[Excerpted passage]
I'm using Guice 4.0 Beta 2 on a new project after having used Guice 3.0 on a previous project.

In my current project there is an ApplicationConfiguration object this is derived from the HTTP request using an ApplicationConfigurationProvider:

  @Inject
  public ApplicationConfigurationProvider(HttpServletRequest request)
  {
    this.request = request;
  }

  @Override
  public ApplicationConfiguration get()
  {
    ApplicationConfiguration app = null;

    Map<String, ApplicationConfiguration> appMap = 
            (Map<String, ApplicationConfiguration>) request.getSession()
            .getServletContext()
            .getAttribute(ContextKeys.APPLICATION_CONFIGURATIONS.toString());

    //get the host.....
    String host = request.getServerName();
    if(host.equals("localhost"))
    {
      app = appMap.get("abcclient");
    }
    else
    {
      app = appMap.get("xyzclient");
    }

    return app;
  }

The binding looks like this:

bind(ApplicationConfiguration.class).toProvider(ApplicationConfigurationProvider.class).in(RequestScoped.class);

So far so good. This works as expected. Please note that other Provider classes depend on having the ApplicationConfiguration injected into them.

[Tasks to perform]
1. From the Guice question, return the text between "The binding looks" and "injected into them.", inclusive.
2. Take the Guice question further, picking up right after its last sentence.
The records aren't needed for any of this.

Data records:
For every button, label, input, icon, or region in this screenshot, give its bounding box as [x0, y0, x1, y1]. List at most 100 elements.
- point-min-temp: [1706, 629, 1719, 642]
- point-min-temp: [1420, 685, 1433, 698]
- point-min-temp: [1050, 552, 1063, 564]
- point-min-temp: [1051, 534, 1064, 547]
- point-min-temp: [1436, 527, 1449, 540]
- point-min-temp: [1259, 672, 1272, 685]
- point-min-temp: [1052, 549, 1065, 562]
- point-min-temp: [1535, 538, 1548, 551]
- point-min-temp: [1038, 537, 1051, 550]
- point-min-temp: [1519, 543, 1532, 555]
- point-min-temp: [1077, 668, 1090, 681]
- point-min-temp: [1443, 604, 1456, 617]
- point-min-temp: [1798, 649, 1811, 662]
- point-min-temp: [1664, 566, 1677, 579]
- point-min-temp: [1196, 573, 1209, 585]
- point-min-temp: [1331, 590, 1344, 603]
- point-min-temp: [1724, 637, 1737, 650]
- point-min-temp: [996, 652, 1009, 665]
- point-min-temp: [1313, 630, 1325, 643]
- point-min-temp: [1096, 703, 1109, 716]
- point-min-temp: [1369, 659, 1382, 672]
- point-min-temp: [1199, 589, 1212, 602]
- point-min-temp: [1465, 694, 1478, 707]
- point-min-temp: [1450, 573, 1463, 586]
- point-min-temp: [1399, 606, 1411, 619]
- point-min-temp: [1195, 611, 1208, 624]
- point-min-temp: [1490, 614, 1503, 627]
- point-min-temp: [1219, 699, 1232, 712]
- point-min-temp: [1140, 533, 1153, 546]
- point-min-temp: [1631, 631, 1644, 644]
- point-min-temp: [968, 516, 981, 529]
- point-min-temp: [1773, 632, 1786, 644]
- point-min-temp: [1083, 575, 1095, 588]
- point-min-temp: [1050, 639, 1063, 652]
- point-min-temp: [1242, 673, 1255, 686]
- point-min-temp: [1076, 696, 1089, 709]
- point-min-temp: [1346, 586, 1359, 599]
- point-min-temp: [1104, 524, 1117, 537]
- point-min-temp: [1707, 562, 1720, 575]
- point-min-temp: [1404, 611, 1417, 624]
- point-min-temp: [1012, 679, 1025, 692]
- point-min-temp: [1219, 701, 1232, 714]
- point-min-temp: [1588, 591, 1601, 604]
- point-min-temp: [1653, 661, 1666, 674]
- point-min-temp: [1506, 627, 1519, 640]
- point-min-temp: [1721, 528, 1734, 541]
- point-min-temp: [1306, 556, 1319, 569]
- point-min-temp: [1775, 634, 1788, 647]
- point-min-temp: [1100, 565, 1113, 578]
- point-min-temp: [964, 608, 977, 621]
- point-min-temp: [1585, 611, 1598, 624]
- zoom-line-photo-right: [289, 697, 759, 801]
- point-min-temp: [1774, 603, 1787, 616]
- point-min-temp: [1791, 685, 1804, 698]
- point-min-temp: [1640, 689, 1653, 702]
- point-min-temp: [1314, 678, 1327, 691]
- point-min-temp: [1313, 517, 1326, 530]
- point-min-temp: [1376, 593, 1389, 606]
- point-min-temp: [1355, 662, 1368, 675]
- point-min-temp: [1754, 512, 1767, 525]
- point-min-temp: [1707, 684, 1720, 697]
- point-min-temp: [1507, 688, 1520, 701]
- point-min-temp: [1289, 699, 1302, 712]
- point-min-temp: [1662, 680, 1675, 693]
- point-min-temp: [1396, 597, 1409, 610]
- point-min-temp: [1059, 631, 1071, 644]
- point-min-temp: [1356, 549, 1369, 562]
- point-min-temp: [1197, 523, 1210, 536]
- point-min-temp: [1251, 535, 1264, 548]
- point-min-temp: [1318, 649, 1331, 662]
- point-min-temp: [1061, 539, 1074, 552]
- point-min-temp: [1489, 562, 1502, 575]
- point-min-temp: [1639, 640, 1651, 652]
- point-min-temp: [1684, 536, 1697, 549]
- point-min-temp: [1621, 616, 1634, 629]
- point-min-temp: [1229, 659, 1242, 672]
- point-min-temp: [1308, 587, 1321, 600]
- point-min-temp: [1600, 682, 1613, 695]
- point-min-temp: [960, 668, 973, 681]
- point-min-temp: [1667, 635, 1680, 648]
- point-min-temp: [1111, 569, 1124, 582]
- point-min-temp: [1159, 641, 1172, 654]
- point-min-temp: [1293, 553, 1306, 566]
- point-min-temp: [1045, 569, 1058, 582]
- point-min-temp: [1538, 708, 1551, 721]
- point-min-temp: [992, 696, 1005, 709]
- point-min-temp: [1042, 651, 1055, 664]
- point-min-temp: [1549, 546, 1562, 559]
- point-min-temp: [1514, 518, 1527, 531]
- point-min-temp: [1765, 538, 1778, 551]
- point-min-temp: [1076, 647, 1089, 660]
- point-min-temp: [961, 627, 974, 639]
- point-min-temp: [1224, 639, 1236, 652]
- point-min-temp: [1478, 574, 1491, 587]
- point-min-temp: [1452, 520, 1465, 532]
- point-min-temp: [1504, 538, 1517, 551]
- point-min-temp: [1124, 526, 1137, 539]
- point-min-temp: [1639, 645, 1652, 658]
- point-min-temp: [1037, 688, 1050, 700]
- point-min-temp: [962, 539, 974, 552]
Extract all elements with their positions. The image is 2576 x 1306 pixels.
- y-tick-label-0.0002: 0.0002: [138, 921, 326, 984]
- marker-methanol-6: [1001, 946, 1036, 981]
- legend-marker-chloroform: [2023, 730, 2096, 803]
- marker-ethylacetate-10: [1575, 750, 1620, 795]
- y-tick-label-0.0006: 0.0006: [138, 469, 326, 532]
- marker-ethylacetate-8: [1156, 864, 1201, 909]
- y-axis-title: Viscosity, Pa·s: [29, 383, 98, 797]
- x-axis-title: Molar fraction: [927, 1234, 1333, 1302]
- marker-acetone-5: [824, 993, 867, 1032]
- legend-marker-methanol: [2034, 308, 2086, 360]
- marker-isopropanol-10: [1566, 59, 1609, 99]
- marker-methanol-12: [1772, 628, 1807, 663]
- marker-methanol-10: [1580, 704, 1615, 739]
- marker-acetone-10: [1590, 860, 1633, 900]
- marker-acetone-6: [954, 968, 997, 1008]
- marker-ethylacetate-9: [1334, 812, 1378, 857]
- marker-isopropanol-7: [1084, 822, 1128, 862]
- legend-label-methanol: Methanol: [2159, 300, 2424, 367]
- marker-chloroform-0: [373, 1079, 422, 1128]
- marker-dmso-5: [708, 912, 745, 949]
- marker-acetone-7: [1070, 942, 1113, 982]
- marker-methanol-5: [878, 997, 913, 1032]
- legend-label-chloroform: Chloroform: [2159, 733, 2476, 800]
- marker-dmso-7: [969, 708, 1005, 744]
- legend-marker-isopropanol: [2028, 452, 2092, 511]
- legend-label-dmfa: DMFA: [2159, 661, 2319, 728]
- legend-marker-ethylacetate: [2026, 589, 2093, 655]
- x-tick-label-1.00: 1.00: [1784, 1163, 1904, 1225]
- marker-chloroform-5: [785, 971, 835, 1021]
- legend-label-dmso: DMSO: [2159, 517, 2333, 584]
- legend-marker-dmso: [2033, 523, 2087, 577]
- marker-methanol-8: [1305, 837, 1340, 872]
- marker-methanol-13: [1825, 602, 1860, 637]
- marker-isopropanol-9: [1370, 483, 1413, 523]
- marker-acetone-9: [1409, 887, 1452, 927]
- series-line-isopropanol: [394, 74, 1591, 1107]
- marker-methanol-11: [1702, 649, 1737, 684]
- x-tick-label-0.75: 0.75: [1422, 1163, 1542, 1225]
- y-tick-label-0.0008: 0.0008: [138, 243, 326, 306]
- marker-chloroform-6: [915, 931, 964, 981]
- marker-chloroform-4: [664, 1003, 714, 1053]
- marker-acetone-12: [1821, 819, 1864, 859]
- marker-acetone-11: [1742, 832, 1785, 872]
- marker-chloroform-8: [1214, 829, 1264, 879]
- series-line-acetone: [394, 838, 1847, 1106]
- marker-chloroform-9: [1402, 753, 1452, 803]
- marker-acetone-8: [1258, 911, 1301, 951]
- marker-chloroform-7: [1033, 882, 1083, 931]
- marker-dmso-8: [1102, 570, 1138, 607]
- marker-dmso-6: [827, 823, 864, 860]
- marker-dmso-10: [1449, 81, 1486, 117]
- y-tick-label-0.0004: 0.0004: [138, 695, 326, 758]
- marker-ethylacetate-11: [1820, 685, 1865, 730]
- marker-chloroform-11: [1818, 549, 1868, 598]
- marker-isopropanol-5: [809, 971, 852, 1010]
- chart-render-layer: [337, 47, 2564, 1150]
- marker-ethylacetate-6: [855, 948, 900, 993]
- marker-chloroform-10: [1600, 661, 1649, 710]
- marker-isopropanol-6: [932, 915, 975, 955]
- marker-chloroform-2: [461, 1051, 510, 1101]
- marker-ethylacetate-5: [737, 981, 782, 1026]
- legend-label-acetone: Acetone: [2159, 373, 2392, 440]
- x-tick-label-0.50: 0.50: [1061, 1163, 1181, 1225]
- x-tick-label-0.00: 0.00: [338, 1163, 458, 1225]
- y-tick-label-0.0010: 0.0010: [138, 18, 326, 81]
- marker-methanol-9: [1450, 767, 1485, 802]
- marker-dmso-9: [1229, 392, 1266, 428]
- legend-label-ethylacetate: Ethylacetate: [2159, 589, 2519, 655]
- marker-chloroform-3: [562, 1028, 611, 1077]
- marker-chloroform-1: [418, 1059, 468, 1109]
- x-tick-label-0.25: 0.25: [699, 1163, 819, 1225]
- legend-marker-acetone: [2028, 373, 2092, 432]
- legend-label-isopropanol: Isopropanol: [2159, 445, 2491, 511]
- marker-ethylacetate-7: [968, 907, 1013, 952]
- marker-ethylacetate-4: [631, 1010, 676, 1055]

[Answer section]
1.
The binding looks like this:

bind(ApplicationConfiguration.class).toProvider(ApplicationConfigurationProvider.class).in(RequestScoped.class);

So far so good. This works as expected. Please note that other Provider classes depend on having the ApplicationConfiguration injected into them.

2.
This is where I'm having trouble: I have some batch processing that needs to happen. The batch process is not initiated by an HTTP request. I have the correct ApplicationConfiguration instance available (it doesn't need to be selected by using the HTTP request) but I don't know how to bind this, or tell the Injector to use this instance rather than the ApplicationConfigurationProvider.

I thought I could create a custom scope and seed it with the ApplicationConfiguration instance that I wanted to use for that scope, but it didn't work. I created the custom scope using the example on the Guice wiki.

I thought I could bind the ApplicationConfiguration to some other type of Provider in the custom scope, but that didn't work either, because Guice only allows a particular key to be bound once.

In summary, I need to bind ApplicationConfiguration to a particular instance that I already have when in "batch" mode (when I have it available outside of a request), and use the ApplicationConfiguratoniProvider when inside an HTTP request. I'm hoping that if I have the ApplicationConfiguration instance, the other Providers into which it will be injected will work as they do now (when inside an HTTP request).

How can I do that?

Thank you!!!!

-Ryan

Was it helpful?

Solution 2

OK, I figured it out.

What I really wanted to do was reuse the RequestScope outside of an HTTP request, but I didn't think it was easily possible. It turns out it is, and the ServletScopes.scopeRequest method is what I needed.

This comment on the Guice forum is what actually led me on the right path:

https://groups.google.com/d/msg/google-guice/ozexD9etcXI/40kbz1PDdIEJ

I seeded the seedMap with the few request scoped variables that were defined in the injector bindings, created the Callable as shown, and it worked!

Here is the JavaDoc, which says that the scopeRequest method does just what I wanted it to do:

http://google-guice.googlecode.com/svn/trunk/javadoc/com/google/inject/servlet/ServletScopes.html

Thank you to everybody for the help!!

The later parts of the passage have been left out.